**EXERCISE BRIEF**
What is the number of lines holding the word "kormányzati"? Write that number and nothing else.

Stored items
----
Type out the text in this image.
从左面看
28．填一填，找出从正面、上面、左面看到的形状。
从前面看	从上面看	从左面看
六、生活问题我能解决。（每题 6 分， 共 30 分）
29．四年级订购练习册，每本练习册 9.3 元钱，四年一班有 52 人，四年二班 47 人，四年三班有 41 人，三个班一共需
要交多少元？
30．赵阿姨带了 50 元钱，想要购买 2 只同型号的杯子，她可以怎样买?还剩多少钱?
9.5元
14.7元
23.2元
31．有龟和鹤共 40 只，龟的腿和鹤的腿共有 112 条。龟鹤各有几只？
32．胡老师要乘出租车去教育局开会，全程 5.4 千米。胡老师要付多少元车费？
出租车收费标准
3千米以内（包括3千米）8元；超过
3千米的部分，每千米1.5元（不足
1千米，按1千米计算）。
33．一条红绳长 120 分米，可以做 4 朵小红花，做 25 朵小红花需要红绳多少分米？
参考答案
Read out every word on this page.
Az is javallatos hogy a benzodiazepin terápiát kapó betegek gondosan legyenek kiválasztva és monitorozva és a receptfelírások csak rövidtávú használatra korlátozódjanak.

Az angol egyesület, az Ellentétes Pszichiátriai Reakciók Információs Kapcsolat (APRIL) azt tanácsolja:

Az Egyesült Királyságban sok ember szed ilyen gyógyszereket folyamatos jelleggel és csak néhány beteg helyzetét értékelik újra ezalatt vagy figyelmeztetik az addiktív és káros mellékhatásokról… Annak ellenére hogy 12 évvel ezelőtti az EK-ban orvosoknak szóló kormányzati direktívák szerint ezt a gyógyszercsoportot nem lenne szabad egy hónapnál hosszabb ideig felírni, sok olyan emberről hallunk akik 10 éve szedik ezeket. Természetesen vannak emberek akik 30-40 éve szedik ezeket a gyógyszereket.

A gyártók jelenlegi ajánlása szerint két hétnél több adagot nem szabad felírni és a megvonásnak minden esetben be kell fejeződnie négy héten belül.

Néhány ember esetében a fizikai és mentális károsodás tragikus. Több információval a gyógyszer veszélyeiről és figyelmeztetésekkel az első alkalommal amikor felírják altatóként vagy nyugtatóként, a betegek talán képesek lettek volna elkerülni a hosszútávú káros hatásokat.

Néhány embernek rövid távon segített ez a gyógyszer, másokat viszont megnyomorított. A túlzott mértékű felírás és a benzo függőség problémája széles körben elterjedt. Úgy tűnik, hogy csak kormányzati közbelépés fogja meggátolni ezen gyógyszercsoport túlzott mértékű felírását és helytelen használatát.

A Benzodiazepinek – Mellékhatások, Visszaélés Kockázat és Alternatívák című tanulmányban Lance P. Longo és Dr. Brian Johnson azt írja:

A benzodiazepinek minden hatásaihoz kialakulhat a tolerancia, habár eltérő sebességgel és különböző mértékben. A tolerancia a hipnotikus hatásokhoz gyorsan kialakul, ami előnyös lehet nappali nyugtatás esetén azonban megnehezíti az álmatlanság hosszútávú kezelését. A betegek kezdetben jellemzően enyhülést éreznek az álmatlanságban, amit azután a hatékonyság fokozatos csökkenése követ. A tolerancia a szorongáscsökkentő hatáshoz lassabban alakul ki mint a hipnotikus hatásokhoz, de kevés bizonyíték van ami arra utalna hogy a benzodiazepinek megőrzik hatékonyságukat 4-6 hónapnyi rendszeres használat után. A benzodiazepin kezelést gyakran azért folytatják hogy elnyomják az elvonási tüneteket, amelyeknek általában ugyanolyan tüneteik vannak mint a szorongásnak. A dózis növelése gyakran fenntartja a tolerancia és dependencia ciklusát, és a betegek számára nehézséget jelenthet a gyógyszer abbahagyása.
----
**ANSWER TO THE TASK**
2